— Start AVAILABLE RECORDS —
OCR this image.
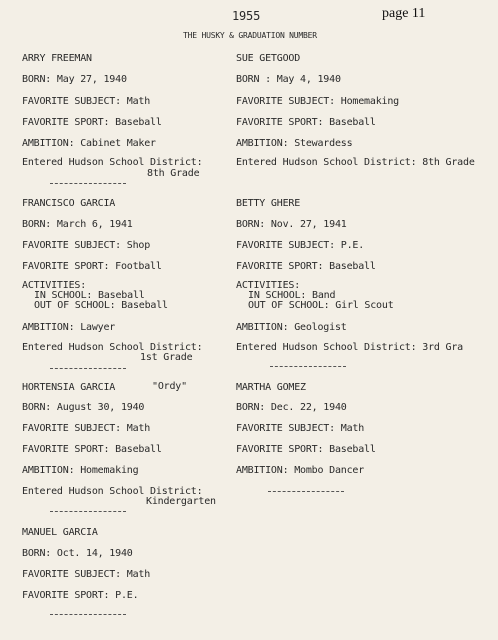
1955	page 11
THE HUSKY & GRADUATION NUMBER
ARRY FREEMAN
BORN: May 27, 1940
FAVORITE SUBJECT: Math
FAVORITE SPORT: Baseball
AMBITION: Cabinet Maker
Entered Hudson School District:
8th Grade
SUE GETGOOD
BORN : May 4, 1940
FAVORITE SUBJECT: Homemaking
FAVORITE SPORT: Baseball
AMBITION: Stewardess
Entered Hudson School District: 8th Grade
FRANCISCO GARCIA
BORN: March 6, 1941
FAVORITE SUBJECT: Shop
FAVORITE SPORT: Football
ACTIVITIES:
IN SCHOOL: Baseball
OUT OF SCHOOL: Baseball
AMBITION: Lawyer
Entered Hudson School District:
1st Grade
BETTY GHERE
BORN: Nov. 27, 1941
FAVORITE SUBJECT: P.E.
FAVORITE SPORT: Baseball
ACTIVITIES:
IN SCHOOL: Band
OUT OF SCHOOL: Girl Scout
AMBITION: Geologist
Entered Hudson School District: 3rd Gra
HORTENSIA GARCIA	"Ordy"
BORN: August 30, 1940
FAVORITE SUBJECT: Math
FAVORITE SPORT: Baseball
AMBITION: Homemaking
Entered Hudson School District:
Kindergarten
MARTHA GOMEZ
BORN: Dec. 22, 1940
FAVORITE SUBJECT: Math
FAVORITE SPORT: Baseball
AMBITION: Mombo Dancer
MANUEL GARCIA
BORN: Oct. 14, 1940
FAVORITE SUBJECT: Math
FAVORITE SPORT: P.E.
— End AVAILABLE RECORDS —
— Start AVAILABLE RECORDS —
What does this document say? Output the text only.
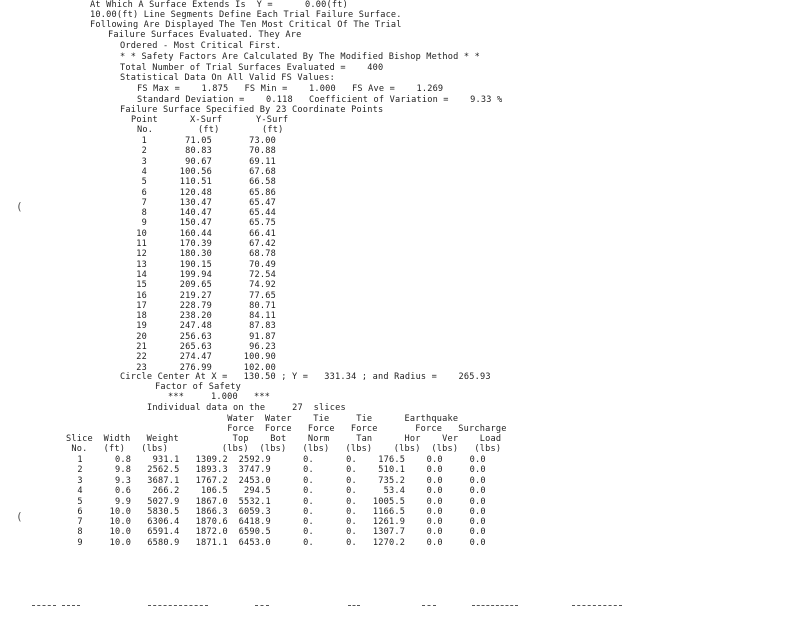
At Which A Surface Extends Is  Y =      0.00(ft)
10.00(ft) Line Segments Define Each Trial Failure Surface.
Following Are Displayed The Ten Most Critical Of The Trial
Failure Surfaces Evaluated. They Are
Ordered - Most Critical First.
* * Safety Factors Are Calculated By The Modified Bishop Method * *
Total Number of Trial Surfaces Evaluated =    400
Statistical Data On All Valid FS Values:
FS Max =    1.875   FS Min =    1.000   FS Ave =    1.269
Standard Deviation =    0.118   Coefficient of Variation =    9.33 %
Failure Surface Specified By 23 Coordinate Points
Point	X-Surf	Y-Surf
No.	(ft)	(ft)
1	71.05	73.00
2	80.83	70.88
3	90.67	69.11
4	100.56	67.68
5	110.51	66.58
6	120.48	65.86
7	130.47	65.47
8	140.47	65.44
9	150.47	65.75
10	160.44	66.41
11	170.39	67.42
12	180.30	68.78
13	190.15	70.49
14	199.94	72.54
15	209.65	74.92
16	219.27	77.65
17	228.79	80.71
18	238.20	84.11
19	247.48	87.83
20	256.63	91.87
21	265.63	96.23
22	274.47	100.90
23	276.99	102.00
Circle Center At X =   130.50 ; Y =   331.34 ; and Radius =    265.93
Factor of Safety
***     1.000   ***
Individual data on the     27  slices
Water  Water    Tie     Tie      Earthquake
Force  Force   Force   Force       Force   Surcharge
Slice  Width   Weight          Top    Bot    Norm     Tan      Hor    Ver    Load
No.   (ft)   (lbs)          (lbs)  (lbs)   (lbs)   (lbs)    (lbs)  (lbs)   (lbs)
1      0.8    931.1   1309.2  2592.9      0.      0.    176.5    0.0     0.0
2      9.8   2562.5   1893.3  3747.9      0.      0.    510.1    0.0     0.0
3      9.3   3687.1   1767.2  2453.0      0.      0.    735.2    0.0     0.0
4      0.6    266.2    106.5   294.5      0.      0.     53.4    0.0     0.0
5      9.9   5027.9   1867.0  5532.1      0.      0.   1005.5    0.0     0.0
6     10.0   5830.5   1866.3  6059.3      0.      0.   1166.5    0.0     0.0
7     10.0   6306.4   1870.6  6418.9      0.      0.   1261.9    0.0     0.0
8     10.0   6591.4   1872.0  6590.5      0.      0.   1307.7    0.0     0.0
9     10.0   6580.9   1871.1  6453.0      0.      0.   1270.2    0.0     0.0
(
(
— End AVAILABLE RECORDS —
WHAT THE TASK REQUIRES:
Gather up every line from the listing above in which the word "Failure" occurs.

SOLUTION FOR THIS EXERCISE:
10.00(ft) Line Segments Define Each Trial Failure Surface.
Failure Surfaces Evaluated. They Are
Failure Surface Specified By 23 Coordinate Points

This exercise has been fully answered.